▶ [RECORDS SHOWN]
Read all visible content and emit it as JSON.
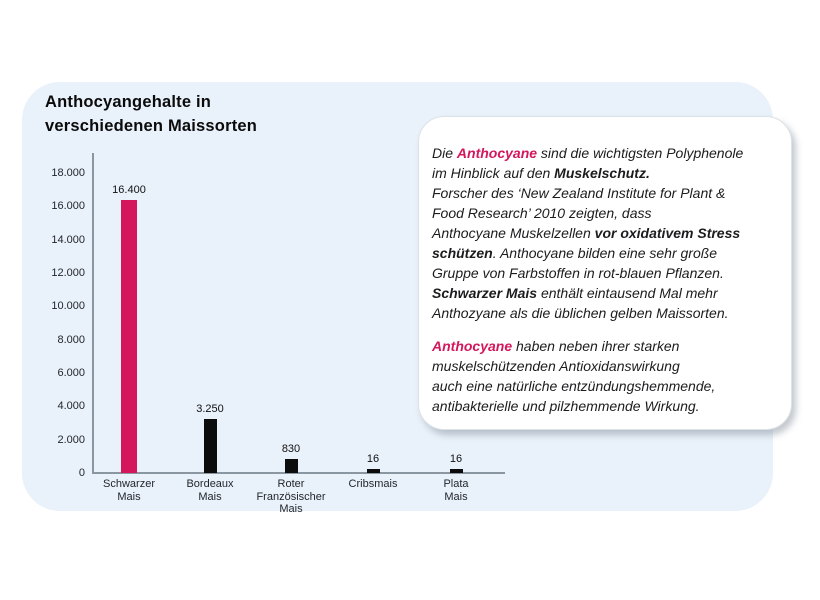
{
  "colors": {
    "accent_pink": "#D4175C",
    "panel_blue": "#E9F1FA",
    "axis_gray": "#8A97A3",
    "bar_black": "#0C0C0C"
  },
  "panel": {
    "title": "Anthocyangehalte in\nverschiedenen Maissorten"
  },
  "chart_data": {
    "type": "bar",
    "title": "Anthocyangehalte in verschiedenen Maissorten",
    "categories": [
      "Schwarzer\nMais",
      "Bordeaux\nMais",
      "Roter\nFranzösischer\nMais",
      "Cribsmais",
      "Plata\nMais"
    ],
    "values": [
      16400,
      3250,
      830,
      16,
      16
    ],
    "value_labels": [
      "16.400",
      "3.250",
      "830",
      "16",
      "16"
    ],
    "bar_colors": [
      "#D4175C",
      "#0C0C0C",
      "#0C0C0C",
      "#0C0C0C",
      "#0C0C0C"
    ],
    "y_ticks": [
      0,
      2000,
      4000,
      6000,
      8000,
      10000,
      12000,
      14000,
      16000,
      18000
    ],
    "y_tick_labels": [
      "0",
      "2.000",
      "4.000",
      "6.000",
      "8.000",
      "10.000",
      "12.000",
      "14.000",
      "16.000",
      "18.000"
    ],
    "ylim": [
      0,
      18000
    ],
    "xlabel": "",
    "ylabel": "",
    "grid": false,
    "legend": false
  },
  "infobox": {
    "p1": [
      {
        "t": "Die "
      },
      {
        "t": "Anthocyane"
      },
      {
        "t": " sind die wichtigsten Polyphenole\nim Hinblick auf den "
      },
      {
        "t": "Muskelschutz."
      },
      {
        "t": "\nForscher des ‘New Zealand Institute for Plant &\nFood Research’ 2010 zeigten, dass\nAnthocyane Muskelzellen "
      },
      {
        "t": "vor oxidativem Stress\nschützen"
      },
      {
        "t": ".  Anthocyane bilden eine sehr große\nGruppe von Farbstoffen in rot-blauen Pflanzen.\n"
      },
      {
        "t": "Schwarzer Mais"
      },
      {
        "t": "  enthält eintausend Mal mehr\nAnthozyane als die üblichen gelben Maissorten."
      }
    ],
    "p2": [
      {
        "t": "Anthocyane"
      },
      {
        "t": " haben neben ihrer starken\nmuskelschützenden Antioxidanswirkung\nauch eine natürliche entzündungshemmende,\nantibakterielle und pilzhemmende Wirkung."
      }
    ]
  }
}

▶ [PROBLEM REQUIREMENTS]
Go through the data and gather every line that holds "Maissorten".

▶ [WORKED ANSWER]
    "title": "Anthocyangehalte in\nverschiedenen Maissorten"
    "title": "Anthocyangehalte in verschiedenen Maissorten",
        "t": "  enthält eintausend Mal mehr\nAnthozyane als die üblichen gelben Maissorten."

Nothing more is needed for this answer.